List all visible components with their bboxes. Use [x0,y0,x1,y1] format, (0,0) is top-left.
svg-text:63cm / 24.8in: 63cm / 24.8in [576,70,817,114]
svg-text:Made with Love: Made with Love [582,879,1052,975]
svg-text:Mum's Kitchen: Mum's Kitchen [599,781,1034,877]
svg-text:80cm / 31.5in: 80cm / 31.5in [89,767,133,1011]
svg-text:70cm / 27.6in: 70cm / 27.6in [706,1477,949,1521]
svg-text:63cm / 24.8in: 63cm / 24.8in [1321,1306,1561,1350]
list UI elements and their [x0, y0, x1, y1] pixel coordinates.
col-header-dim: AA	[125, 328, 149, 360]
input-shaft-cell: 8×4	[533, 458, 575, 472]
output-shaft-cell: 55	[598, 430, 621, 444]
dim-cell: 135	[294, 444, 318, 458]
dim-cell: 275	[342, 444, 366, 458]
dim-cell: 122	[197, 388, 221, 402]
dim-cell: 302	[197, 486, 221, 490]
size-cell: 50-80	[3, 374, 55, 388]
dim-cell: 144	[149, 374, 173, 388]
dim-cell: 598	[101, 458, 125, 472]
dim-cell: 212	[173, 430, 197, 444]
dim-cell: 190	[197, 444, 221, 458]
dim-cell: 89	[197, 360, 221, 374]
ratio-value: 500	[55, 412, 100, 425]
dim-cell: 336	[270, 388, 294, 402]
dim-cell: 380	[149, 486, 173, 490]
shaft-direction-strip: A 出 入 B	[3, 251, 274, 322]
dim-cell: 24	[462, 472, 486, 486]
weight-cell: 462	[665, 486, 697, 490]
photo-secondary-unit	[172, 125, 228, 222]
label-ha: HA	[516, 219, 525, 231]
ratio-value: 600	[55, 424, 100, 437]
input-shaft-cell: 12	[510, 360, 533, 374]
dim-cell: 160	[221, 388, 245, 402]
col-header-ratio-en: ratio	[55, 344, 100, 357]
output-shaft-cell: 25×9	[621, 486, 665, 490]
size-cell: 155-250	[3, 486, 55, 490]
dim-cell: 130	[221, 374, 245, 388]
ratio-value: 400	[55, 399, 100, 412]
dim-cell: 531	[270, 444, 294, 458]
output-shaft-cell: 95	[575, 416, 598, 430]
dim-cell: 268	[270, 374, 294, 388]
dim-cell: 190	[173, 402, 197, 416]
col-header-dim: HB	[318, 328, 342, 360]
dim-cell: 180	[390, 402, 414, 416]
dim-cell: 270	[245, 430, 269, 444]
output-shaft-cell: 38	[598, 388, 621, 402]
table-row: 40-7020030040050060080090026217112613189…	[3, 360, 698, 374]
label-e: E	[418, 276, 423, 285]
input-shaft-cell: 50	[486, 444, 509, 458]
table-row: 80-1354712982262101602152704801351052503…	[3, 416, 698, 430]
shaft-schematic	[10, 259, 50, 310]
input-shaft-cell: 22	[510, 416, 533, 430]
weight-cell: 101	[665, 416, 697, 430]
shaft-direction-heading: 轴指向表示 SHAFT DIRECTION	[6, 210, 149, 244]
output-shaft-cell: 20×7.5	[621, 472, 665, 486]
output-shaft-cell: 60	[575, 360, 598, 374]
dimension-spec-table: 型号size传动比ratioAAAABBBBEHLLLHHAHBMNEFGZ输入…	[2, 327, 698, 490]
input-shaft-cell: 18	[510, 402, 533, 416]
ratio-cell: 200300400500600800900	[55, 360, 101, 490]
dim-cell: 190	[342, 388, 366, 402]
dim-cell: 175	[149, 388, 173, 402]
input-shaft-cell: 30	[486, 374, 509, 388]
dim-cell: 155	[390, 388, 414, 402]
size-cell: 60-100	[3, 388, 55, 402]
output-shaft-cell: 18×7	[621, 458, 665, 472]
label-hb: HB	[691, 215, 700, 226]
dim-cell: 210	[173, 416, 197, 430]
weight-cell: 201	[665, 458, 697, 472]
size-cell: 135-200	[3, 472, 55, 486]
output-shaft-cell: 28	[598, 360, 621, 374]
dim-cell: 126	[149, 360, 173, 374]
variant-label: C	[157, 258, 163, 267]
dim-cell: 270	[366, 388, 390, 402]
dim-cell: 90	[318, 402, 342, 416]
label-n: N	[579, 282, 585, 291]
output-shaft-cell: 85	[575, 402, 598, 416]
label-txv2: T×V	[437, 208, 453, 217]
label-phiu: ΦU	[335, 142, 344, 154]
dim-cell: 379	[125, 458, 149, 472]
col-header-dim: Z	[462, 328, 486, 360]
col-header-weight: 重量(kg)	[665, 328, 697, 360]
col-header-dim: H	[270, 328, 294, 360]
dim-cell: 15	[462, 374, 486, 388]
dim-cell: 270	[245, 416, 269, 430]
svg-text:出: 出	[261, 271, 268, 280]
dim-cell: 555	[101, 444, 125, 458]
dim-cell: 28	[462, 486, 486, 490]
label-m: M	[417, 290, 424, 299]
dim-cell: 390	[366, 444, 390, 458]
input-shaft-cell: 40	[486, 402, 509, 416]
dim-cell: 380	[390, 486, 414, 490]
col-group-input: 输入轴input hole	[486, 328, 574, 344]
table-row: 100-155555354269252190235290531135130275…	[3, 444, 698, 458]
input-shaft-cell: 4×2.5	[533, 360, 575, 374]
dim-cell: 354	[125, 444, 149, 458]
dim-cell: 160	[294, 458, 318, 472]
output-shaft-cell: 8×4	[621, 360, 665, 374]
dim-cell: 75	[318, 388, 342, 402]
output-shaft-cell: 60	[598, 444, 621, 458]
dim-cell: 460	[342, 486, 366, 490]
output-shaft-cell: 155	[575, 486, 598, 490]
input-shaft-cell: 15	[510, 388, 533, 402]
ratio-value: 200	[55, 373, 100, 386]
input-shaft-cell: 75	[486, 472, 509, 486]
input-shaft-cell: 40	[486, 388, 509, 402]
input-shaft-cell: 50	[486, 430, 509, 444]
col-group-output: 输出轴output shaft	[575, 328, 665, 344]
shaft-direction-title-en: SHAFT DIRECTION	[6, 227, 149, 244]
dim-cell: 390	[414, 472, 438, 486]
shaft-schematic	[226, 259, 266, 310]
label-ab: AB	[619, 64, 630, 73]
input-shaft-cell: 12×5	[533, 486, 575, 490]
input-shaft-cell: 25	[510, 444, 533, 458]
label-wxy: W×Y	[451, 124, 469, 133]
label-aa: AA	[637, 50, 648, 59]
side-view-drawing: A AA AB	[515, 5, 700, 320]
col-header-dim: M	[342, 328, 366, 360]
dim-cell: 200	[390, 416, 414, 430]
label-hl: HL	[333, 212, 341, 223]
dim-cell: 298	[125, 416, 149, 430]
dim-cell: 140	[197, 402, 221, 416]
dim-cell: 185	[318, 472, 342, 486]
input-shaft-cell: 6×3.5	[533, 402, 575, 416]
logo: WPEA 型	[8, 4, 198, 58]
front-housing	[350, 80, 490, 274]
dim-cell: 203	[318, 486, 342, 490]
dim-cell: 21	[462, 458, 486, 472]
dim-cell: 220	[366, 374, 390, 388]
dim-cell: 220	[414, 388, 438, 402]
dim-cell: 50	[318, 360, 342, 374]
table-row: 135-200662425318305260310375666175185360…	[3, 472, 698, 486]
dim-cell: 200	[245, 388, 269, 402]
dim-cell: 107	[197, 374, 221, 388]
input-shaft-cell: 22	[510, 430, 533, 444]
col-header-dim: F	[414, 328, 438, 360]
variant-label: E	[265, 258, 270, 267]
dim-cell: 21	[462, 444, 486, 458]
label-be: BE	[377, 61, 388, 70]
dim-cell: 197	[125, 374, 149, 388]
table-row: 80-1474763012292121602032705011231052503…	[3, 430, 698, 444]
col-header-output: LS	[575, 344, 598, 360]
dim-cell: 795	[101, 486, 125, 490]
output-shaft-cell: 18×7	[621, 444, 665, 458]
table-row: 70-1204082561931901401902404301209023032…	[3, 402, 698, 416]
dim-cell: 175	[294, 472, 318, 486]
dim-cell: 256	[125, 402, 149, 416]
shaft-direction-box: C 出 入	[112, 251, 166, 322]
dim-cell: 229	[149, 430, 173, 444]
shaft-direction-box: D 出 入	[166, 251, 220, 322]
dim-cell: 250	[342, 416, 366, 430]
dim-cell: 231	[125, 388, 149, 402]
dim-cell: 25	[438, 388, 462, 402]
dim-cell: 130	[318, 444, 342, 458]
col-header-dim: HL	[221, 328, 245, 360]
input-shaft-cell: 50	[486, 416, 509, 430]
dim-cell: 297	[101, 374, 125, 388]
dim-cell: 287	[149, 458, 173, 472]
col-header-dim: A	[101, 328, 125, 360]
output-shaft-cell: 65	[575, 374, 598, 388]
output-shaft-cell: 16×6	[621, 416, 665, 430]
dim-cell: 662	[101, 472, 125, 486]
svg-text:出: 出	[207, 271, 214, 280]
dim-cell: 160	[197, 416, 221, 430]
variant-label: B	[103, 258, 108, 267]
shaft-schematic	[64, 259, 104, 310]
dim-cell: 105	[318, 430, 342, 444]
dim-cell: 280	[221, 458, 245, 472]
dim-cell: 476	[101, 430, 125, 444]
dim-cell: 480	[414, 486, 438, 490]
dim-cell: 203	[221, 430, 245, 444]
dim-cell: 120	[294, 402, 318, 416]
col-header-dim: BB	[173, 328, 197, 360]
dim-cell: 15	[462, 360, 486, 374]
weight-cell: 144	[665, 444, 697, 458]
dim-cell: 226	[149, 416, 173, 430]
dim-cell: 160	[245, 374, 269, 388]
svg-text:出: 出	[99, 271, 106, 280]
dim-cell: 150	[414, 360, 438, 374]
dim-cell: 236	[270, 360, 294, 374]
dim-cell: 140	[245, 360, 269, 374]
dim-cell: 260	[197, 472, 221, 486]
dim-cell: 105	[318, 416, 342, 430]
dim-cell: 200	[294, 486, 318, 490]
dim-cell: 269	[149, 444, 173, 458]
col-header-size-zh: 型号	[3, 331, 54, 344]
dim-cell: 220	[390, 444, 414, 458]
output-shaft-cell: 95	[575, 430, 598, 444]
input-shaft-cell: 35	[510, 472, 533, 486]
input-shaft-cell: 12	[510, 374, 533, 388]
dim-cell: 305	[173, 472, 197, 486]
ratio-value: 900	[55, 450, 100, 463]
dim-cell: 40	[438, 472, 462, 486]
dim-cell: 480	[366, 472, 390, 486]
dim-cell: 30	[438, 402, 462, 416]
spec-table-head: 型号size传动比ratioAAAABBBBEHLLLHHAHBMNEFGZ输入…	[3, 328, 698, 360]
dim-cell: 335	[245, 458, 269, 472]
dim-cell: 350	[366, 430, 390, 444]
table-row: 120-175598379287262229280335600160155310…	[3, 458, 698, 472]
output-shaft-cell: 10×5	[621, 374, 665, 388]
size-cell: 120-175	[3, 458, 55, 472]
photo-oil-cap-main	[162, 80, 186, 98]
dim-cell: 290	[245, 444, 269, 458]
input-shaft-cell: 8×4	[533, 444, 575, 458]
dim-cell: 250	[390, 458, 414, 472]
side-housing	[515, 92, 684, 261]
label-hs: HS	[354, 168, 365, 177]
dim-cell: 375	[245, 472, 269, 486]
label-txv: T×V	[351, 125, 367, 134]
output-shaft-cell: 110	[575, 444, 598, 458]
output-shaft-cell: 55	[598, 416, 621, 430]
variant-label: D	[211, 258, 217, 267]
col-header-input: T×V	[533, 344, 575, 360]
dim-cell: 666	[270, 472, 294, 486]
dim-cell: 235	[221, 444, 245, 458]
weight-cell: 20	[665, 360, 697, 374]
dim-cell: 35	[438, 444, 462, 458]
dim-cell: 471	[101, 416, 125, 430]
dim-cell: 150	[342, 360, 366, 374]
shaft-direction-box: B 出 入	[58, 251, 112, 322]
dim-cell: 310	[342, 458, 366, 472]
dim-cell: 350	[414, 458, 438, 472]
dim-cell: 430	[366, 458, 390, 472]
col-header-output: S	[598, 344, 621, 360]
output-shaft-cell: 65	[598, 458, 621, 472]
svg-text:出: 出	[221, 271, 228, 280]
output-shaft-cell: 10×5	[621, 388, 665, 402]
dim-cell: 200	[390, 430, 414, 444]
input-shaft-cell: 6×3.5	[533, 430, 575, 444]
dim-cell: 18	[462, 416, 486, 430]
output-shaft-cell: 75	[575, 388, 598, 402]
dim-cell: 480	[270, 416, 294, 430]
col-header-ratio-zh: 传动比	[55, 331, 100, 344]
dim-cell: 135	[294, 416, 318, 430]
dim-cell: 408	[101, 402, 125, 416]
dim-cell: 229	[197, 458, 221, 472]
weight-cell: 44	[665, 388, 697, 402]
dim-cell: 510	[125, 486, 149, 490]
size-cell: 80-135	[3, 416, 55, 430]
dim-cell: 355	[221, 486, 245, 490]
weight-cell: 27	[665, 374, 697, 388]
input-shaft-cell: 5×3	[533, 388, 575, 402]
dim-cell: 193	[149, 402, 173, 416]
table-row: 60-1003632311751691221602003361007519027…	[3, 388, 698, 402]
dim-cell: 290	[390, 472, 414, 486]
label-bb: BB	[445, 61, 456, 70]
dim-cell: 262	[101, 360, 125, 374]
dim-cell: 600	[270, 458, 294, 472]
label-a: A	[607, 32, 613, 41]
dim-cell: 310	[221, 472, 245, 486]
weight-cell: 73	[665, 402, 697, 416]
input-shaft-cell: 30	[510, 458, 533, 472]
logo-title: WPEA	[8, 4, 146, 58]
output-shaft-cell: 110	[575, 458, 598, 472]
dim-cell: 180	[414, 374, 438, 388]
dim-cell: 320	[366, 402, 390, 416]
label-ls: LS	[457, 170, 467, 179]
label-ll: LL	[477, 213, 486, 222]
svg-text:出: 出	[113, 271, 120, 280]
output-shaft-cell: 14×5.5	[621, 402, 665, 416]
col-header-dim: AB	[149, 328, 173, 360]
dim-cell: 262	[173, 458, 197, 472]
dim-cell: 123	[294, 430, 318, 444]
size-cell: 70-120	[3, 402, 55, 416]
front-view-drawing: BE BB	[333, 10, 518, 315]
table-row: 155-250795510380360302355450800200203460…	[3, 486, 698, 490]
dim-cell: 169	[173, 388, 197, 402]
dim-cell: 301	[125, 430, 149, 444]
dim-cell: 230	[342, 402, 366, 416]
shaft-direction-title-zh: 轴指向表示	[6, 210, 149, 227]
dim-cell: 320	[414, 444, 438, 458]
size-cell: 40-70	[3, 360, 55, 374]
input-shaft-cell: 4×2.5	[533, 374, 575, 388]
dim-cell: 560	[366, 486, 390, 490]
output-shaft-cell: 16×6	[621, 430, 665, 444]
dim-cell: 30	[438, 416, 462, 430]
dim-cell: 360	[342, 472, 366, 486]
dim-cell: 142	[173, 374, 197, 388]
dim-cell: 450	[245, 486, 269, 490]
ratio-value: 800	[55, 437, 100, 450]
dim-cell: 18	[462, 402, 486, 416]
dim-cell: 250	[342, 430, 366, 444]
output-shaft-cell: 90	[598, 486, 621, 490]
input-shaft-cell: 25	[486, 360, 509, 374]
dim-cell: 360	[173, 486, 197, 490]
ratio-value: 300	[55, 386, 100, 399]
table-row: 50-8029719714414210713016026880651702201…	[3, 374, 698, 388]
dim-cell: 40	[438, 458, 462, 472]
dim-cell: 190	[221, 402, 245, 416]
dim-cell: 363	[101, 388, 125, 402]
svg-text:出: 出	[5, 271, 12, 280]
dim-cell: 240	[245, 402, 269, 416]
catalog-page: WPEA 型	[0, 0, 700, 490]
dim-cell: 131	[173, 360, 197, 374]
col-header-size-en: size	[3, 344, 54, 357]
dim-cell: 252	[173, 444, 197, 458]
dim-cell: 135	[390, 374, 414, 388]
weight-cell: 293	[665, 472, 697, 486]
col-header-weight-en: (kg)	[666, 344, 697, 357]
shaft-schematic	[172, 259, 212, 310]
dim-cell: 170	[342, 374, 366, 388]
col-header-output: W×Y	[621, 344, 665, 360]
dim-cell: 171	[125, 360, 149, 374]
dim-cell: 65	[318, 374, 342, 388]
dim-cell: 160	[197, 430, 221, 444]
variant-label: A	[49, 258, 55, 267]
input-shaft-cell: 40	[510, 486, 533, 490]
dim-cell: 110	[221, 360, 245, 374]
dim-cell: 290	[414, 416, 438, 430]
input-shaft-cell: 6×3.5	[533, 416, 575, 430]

━━━━━━

INSTRUCTIONS FOR THE TASK: Reproduce the lines from the start of the records through the line containing "472, 486, 486]", inclusive, replacing "dim-cell" with "dimension-cell" and leaving everything else unchanged.

FULL ANSWER:
List all visible components with their bboxes. Use [x0,y0,x1,y1] format, (0,0) is top-left.
svg-text:63cm / 24.8in: 63cm / 24.8in [576,70,817,114]
svg-text:Made with Love: Made with Love [582,879,1052,975]
svg-text:Mum's Kitchen: Mum's Kitchen [599,781,1034,877]
svg-text:80cm / 31.5in: 80cm / 31.5in [89,767,133,1011]
svg-text:70cm / 27.6in: 70cm / 27.6in [706,1477,949,1521]
svg-text:63cm / 24.8in: 63cm / 24.8in [1321,1306,1561,1350]
list UI elements and their [x0, y0, x1, y1] pixel coordinates.
col-header-dim: AA	[125, 328, 149, 360]
input-shaft-cell: 8×4	[533, 458, 575, 472]
output-shaft-cell: 55	[598, 430, 621, 444]
dimension-cell: 135	[294, 444, 318, 458]
dimension-cell: 275	[342, 444, 366, 458]
dimension-cell: 122	[197, 388, 221, 402]
dimension-cell: 302	[197, 486, 221, 490]
size-cell: 50-80	[3, 374, 55, 388]
dimension-cell: 144	[149, 374, 173, 388]
dimension-cell: 598	[101, 458, 125, 472]
dimension-cell: 212	[173, 430, 197, 444]
dimension-cell: 190	[197, 444, 221, 458]
dimension-cell: 89	[197, 360, 221, 374]
ratio-value: 500	[55, 412, 100, 425]
dimension-cell: 336	[270, 388, 294, 402]
dimension-cell: 380	[149, 486, 173, 490]
shaft-direction-strip: A 出 入 B	[3, 251, 274, 322]
dimension-cell: 24	[462, 472, 486, 486]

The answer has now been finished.